- **EXERCISE AIM**: Print the entries in full, word for word, but not the pictures.

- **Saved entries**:
☆ ☆ ☆ ☆ ☆

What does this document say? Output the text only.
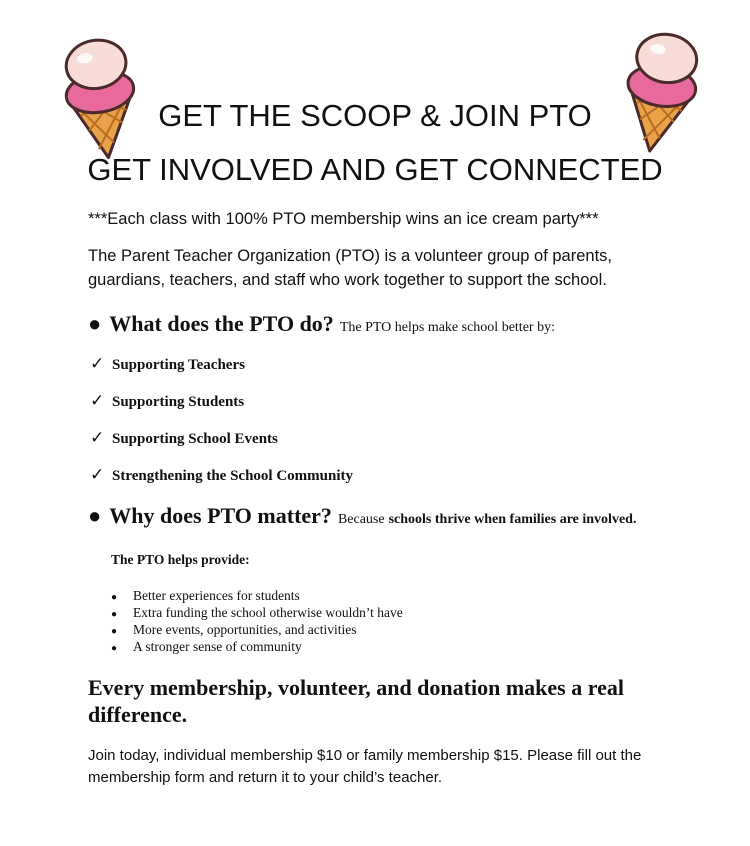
GET THE SCOOP & JOIN PTO
GET INVOLVED AND GET CONNECTED
***Each class with 100% PTO membership wins an ice cream party***
The Parent Teacher Organization (PTO) is a volunteer group of parents, guardians, teachers, and staff who work together to support the school.
● What does the PTO do? The PTO helps make school better by:
✓ Supporting Teachers
✓ Supporting Students
✓ Supporting School Events
✓ Strengthening the School Community
● Why does PTO matter? Because schools thrive when families are involved.
The PTO helps provide:
● Better experiences for students
● Extra funding the school otherwise wouldn’t have
● More events, opportunities, and activities
● A stronger sense of community
Every membership, volunteer, and donation makes a real difference.
Join today, individual membership $10 or family membership $15. Please fill out the membership form and return it to your child’s teacher.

☆ ☆ ☆ ☆ ☆

- **WORKED SOLUTION**:
What does this document say? Output the text only.
GET THE SCOOP & JOIN PTO
GET INVOLVED AND GET CONNECTED
***Each class with 100% PTO membership wins an ice cream party***
The Parent Teacher Organization (PTO) is a volunteer group of parents, guardians, teachers, and staff who work together to support the school.
● What does the PTO do? The PTO helps make school better by:
✓ Supporting Teachers
✓ Supporting Students
✓ Supporting School Events
✓ Strengthening the School Community
● Why does PTO matter? Because schools thrive when families are involved.
The PTO helps provide:
● Better experiences for students
● Extra funding the school otherwise wouldn’t have
● More events, opportunities, and activities
● A stronger sense of community
Every membership, volunteer, and donation makes a real difference.
Join today, individual membership $10 or family membership $15. Please fill out the membership form and return it to your child’s teacher.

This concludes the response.